(Dataset items)

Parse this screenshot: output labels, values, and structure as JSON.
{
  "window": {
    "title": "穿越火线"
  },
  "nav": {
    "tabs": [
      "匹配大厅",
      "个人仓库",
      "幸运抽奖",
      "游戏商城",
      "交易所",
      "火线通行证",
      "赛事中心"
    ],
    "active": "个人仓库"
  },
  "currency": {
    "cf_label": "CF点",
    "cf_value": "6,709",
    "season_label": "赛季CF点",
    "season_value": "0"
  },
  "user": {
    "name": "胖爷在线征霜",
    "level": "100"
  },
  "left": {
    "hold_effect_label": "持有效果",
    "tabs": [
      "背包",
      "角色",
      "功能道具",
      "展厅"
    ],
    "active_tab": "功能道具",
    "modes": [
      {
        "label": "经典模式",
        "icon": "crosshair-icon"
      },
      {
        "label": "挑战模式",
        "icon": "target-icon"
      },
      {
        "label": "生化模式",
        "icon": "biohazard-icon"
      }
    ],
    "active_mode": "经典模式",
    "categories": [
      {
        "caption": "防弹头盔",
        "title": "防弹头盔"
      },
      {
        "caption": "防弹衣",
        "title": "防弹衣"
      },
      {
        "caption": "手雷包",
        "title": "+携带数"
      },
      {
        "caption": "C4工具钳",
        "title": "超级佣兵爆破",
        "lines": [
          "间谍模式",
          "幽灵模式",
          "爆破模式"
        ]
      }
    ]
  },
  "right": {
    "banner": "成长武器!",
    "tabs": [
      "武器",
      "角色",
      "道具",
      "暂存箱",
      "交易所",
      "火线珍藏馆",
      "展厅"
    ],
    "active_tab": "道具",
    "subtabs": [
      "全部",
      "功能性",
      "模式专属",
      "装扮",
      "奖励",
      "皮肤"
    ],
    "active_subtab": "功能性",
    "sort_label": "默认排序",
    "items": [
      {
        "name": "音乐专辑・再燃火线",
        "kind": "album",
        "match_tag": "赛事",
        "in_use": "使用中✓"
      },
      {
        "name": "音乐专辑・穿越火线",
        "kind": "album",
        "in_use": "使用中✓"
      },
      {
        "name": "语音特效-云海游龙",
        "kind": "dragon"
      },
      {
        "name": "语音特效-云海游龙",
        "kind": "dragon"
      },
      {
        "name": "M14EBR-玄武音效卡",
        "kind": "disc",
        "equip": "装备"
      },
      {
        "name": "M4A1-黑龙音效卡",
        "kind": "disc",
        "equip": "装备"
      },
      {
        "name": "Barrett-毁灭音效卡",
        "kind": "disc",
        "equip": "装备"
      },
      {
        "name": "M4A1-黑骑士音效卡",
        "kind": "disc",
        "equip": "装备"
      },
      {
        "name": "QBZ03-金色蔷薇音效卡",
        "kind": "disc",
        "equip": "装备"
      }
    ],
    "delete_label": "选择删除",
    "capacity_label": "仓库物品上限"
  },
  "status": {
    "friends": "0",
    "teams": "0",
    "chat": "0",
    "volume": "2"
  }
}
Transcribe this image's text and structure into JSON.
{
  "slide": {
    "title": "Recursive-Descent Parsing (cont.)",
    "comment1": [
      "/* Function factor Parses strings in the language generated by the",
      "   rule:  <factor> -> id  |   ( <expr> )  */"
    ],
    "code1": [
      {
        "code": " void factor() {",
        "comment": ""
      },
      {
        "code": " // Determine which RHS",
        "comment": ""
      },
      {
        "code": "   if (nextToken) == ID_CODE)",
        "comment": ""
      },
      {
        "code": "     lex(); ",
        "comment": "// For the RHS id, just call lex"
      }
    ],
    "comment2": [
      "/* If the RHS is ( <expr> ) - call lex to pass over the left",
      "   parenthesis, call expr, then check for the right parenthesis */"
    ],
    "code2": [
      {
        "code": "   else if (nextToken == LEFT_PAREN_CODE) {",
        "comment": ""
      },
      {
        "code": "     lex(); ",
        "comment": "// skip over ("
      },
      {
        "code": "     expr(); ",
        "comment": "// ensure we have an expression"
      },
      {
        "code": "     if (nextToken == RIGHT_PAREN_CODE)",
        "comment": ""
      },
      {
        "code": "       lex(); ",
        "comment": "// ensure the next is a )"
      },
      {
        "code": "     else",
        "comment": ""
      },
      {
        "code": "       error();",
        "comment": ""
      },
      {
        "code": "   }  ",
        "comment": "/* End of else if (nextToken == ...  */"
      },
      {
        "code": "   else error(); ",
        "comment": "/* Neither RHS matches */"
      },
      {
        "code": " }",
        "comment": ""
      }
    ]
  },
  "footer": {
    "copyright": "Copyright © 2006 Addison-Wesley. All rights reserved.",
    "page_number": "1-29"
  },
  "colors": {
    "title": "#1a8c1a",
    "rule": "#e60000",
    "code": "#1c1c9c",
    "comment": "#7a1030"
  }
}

REQUIREMENTS:
Write out the full listing, keeping every line exactly as it is.

WRITTEN RESPONSE:
Parse this screenshot: output labels, values, and structure as JSON.
{
  "window": {
    "title": "穿越火线"
  },
  "nav": {
    "tabs": [
      "匹配大厅",
      "个人仓库",
      "幸运抽奖",
      "游戏商城",
      "交易所",
      "火线通行证",
      "赛事中心"
    ],
    "active": "个人仓库"
  },
  "currency": {
    "cf_label": "CF点",
    "cf_value": "6,709",
    "season_label": "赛季CF点",
    "season_value": "0"
  },
  "user": {
    "name": "胖爷在线征霜",
    "level": "100"
  },
  "left": {
    "hold_effect_label": "持有效果",
    "tabs": [
      "背包",
      "角色",
      "功能道具",
      "展厅"
    ],
    "active_tab": "功能道具",
    "modes": [
      {
        "label": "经典模式",
        "icon": "crosshair-icon"
      },
      {
        "label": "挑战模式",
        "icon": "target-icon"
      },
      {
        "label": "生化模式",
        "icon": "biohazard-icon"
      }
    ],
    "active_mode": "经典模式",
    "categories": [
      {
        "caption": "防弹头盔",
        "title": "防弹头盔"
      },
      {
        "caption": "防弹衣",
        "title": "防弹衣"
      },
      {
        "caption": "手雷包",
        "title": "+携带数"
      },
      {
        "caption": "C4工具钳",
        "title": "超级佣兵爆破",
        "lines": [
          "间谍模式",
          "幽灵模式",
          "爆破模式"
        ]
      }
    ]
  },
  "right": {
    "banner": "成长武器!",
    "tabs": [
      "武器",
      "角色",
      "道具",
      "暂存箱",
      "交易所",
      "火线珍藏馆",
      "展厅"
    ],
    "active_tab": "道具",
    "subtabs": [
      "全部",
      "功能性",
      "模式专属",
      "装扮",
      "奖励",
      "皮肤"
    ],
    "active_subtab": "功能性",
    "sort_label": "默认排序",
    "items": [
      {
        "name": "音乐专辑・再燃火线",
        "kind": "album",
        "match_tag": "赛事",
        "in_use": "使用中✓"
      },
      {
        "name": "音乐专辑・穿越火线",
        "kind": "album",
        "in_use": "使用中✓"
      },
      {
        "name": "语音特效-云海游龙",
        "kind": "dragon"
      },
      {
        "name": "语音特效-云海游龙",
        "kind": "dragon"
      },
      {
        "name": "M14EBR-玄武音效卡",
        "kind": "disc",
        "equip": "装备"
      },
      {
        "name": "M4A1-黑龙音效卡",
        "kind": "disc",
        "equip": "装备"
      },
      {
        "name": "Barrett-毁灭音效卡",
        "kind": "disc",
        "equip": "装备"
      },
      {
        "name": "M4A1-黑骑士音效卡",
        "kind": "disc",
        "equip": "装备"
      },
      {
        "name": "QBZ03-金色蔷薇音效卡",
        "kind": "disc",
        "equip": "装备"
      }
    ],
    "delete_label": "选择删除",
    "capacity_label": "仓库物品上限"
  },
  "status": {
    "friends": "0",
    "teams": "0",
    "chat": "0",
    "volume": "2"
  }
}
Transcribe this image's text and structure into JSON.
{
  "slide": {
    "title": "Recursive-Descent Parsing (cont.)",
    "comment1": [
      "/* Function factor Parses strings in the language generated by the",
      "   rule:  <factor> -> id  |   ( <expr> )  */"
    ],
    "code1": [
      {
        "code": " void factor() {",
        "comment": ""
      },
      {
        "code": " // Determine which RHS",
        "comment": ""
      },
      {
        "code": "   if (nextToken) == ID_CODE)",
        "comment": ""
      },
      {
        "code": "     lex(); ",
        "comment": "// For the RHS id, just call lex"
      }
    ],
    "comment2": [
      "/* If the RHS is ( <expr> ) - call lex to pass over the left",
      "   parenthesis, call expr, then check for the right parenthesis */"
    ],
    "code2": [
      {
        "code": "   else if (nextToken == LEFT_PAREN_CODE) {",
        "comment": ""
      },
      {
        "code": "     lex(); ",
        "comment": "// skip over ("
      },
      {
        "code": "     expr(); ",
        "comment": "// ensure we have an expression"
      },
      {
        "code": "     if (nextToken == RIGHT_PAREN_CODE)",
        "comment": ""
      },
      {
        "code": "       lex(); ",
        "comment": "// ensure the next is a )"
      },
      {
        "code": "     else",
        "comment": ""
      },
      {
        "code": "       error();",
        "comment": ""
      },
      {
        "code": "   }  ",
        "comment": "/* End of else if (nextToken == ...  */"
      },
      {
        "code": "   else error(); ",
        "comment": "/* Neither RHS matches */"
      },
      {
        "code": " }",
        "comment": ""
      }
    ]
  },
  "footer": {
    "copyright": "Copyright © 2006 Addison-Wesley. All rights reserved.",
    "page_number": "1-29"
  },
  "colors": {
    "title": "#1a8c1a",
    "rule": "#e60000",
    "code": "#1c1c9c",
    "comment": "#7a1030"
  }
}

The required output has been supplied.